Developer’s Late Delivery and LAD Claims in Malaysia: City of Green Case (2025)

Summary
- The High Court in 2025 reaffirmed key principles under Malaysia’s Housing Development (Control and Licensing) Act 1966 (HDA) and Schedule H Sale and Purchase Agreements (SPAs).
- Late delivery of vacant possession (VP) is calculated from the date of booking fee, not SPA signing — following PJD Regency Sdn Bhd v Tribunal Tuntutan Pembeli Rumah [2021] 2 CLJ 441.
- Developers may deliver VP with a valid Certificate of Completion and Compliance (CCC) — a partial CCC (Form F1) alone is insufficient.
- Purchasers who have accepted LAD settlements are generally barred from further claims, consistent with Pinpoint Consortium (M) Sdn Bhd v Mammoth Empire Land Sdn Bhd [2020] 10 MLJ 60.
- Developers must still comply with SiFUS and strata title applications, but delays alone may not imply bad faith.
- The case demonstrates the High Court’s balanced approach — protecting homebuyers while recognising developers’ compliance with statutory and contractual duties.
Introduction
In Malaysia’s rapidly growing property market, disputes over late delivery of condominium units and liquidated ascertained damages (LAD) have become increasingly common. These issues are particularly complex where developments involve multiple phases, stakeholder lawyers, and delays in strata title applications.
In August 2025, the High Court of Malaya at Shah Alam delivered a detailed and significant judgment in Wong Sii Ling & Ors v BJ Homes Development Sdn Bhd & Ors [2025] CLJU 1992 — often referred to as the City of Green Case. The decision provides vital clarification on the legal rights and obligations of developers, homebuyers, and stakeholder solicitors under the Housing Development (Control and Licensing) Act 1966 (HDA) and Housing Development (Control and Licensing) Regulations 1989 (HDR).

» Given information:

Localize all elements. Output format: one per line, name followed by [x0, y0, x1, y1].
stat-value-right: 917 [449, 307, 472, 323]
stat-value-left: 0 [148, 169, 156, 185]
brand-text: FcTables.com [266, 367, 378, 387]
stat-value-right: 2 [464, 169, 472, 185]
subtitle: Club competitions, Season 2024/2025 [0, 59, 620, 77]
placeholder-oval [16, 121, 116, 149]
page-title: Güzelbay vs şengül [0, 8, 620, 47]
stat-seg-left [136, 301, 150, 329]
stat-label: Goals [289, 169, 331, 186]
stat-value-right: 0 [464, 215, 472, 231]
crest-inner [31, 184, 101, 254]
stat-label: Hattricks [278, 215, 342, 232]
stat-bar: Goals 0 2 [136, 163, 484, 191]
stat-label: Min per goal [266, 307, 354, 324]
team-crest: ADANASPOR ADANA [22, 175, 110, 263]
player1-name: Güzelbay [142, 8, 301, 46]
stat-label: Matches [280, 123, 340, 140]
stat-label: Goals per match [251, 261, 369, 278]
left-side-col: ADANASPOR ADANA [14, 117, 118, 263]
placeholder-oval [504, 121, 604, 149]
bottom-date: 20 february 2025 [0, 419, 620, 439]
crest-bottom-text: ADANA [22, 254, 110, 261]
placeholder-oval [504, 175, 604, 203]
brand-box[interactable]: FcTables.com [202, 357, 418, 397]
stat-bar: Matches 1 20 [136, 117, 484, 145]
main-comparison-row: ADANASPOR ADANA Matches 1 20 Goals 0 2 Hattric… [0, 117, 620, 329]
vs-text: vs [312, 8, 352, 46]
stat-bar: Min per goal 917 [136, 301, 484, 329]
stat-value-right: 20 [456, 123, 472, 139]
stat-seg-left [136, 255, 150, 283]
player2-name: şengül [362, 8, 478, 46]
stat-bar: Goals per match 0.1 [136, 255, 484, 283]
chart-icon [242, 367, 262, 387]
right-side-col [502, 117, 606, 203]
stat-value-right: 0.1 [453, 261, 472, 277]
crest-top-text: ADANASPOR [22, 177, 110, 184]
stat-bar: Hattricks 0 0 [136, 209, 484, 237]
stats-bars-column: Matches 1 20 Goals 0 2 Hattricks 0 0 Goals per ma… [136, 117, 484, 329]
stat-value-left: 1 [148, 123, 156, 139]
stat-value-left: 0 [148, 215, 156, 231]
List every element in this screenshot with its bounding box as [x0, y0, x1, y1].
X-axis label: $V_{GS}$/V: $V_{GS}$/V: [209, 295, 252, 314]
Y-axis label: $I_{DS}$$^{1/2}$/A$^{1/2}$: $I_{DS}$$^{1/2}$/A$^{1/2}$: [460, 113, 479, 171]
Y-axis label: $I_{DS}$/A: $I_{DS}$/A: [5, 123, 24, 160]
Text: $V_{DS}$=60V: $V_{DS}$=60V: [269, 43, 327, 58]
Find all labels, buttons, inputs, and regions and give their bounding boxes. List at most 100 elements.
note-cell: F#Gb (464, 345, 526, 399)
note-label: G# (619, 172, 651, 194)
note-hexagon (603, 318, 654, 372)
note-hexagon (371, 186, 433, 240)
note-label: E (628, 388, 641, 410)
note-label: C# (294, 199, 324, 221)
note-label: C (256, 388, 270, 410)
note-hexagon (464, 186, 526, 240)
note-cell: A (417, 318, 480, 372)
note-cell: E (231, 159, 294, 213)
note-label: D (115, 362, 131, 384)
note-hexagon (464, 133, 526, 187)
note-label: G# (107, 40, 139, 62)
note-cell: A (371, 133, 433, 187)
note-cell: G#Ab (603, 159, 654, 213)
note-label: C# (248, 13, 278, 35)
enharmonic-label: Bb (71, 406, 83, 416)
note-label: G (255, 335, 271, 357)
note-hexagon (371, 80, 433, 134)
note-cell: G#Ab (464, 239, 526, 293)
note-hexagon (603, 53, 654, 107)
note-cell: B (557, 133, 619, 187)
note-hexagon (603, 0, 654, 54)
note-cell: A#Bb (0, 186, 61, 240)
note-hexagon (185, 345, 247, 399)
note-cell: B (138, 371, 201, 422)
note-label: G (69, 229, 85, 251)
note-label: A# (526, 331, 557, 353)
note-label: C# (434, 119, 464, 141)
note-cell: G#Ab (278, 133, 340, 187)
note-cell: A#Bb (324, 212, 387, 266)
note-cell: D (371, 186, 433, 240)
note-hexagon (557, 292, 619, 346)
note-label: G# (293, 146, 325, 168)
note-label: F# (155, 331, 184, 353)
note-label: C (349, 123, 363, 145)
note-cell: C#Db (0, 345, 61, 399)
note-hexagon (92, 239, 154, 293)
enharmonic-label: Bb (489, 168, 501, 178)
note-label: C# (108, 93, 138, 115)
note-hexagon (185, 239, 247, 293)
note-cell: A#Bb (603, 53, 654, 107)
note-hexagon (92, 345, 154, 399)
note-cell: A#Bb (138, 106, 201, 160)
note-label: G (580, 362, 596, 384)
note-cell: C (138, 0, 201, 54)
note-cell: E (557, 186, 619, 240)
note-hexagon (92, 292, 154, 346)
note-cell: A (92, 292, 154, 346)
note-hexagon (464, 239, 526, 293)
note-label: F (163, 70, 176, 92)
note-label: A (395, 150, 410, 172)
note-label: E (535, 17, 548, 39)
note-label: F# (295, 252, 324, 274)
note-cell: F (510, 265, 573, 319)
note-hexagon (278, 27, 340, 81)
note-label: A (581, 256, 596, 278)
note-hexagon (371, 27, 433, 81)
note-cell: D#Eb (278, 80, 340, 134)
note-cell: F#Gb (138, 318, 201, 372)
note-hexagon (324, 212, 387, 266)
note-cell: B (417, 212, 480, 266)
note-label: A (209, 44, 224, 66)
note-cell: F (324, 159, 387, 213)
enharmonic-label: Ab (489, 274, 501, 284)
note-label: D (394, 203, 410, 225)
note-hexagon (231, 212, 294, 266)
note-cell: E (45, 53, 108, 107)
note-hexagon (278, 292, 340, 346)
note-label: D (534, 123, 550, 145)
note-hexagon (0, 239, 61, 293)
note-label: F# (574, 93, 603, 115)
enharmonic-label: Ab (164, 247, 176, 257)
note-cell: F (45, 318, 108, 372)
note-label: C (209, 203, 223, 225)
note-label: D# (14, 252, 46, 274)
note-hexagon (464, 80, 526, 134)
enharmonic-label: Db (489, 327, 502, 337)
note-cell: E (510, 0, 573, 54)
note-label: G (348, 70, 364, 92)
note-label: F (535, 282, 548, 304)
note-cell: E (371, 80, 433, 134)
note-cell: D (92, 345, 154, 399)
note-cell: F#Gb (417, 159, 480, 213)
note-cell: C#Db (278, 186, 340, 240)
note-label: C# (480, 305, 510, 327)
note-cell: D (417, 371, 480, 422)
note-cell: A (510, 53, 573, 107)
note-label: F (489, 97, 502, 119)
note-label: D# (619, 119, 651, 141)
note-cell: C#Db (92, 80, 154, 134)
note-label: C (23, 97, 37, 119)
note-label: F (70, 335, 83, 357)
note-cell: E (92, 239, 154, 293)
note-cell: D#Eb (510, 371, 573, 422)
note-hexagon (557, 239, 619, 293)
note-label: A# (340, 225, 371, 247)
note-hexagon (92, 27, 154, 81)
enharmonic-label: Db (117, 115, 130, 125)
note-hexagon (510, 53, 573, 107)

...

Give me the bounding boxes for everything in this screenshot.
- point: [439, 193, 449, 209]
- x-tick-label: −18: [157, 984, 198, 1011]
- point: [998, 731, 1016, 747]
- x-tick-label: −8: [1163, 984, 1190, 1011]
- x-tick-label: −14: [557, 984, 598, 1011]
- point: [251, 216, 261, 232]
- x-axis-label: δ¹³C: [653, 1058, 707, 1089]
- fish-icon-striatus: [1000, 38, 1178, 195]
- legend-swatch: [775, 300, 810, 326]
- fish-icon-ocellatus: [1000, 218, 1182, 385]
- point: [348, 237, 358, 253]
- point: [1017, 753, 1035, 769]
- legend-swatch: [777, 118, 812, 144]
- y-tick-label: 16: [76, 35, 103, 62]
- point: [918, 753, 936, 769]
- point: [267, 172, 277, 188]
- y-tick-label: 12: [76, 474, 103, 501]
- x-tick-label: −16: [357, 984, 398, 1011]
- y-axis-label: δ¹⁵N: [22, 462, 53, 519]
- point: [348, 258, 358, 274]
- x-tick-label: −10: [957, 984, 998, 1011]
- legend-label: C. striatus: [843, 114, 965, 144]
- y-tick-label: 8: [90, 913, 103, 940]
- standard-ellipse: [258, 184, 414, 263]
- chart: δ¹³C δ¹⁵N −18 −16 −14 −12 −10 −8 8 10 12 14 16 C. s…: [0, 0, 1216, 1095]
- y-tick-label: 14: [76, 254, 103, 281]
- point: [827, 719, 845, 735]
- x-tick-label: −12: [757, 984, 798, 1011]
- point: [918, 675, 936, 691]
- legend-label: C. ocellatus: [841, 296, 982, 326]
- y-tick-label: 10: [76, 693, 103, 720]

» Aim: Please extend the piece on Malaysia's City of Green late-delivery ruling, starting right after its final sentence.

» Answer for the task:
For both developers and purchasers, this judgment is a timely reminder that clarity, documentation, and compliance remain crucial in housing development projects.
At JY Ko Advocates & Solicitors, our litigation team regularly advises clients across Kuala Lumpur and Selangor on property disputes, LAD recovery, and developer–purchaser litigation. This article breaks down the City of Green decision in a clear and accessible way, explaining its implications for developers, purchasers, and professionals in the housing industry.
Background of the Case
The dispute arose from two consolidated suits (BA-22C-21-07/2020 and BA-22C-30-09/2020), collectively involving 74 plaintiffs — purchasers of condominium units in the City of Green development in Bukit Jalil, Selangor.
The plaintiffs had purchased their respective units under Schedule H Sale and Purchase Agreements (SPAs). Their claims were directed against:
- BJ Homes Development Sdn Bhd — the developer (1st Defendant),
- Lee Su Ha — the registered landowner (2nd Defendant), and
- Messrs Ganesh & Co and its partners (3rd to 5th Defendants) — appointed stakeholder solicitors.
The plaintiffs were divided into three main groups:
- Group 1: Purchasers who did not accept any LAD payments;
- Group 2: Purchasers who accepted LAD settlements;
- Group 3: Purchasers who took delivery of VP within 48 months of their SPA.
The plaintiffs alleged, among others, that:
- The vacant possession was delivered late, and the developers wrongfully calculated time from the SPA instead of the booking fee;
- The developers had wrongfully issued a partial CCC (Form F1) instead of a full CCC (Form F);
- The stakeholder solicitors prematurely released 5% of the purchase price contrary to SPA terms;
- The developers delayed strata title applications; and
- Purchasers were entitled to additional LAD, despite some having already accepted prior settlements.
The defendants disputed these claims, arguing compliance with the SPA and regulatory framework.
Key Legal Issues Before the Court
The High Court identified several central issues:
- Whether there was any cause of action against the landowner (2nd Defendant).
- Whether the SPA’s 48-month delivery period (for VP) was lawful, or whether it should be read as 36 months under Schedule H.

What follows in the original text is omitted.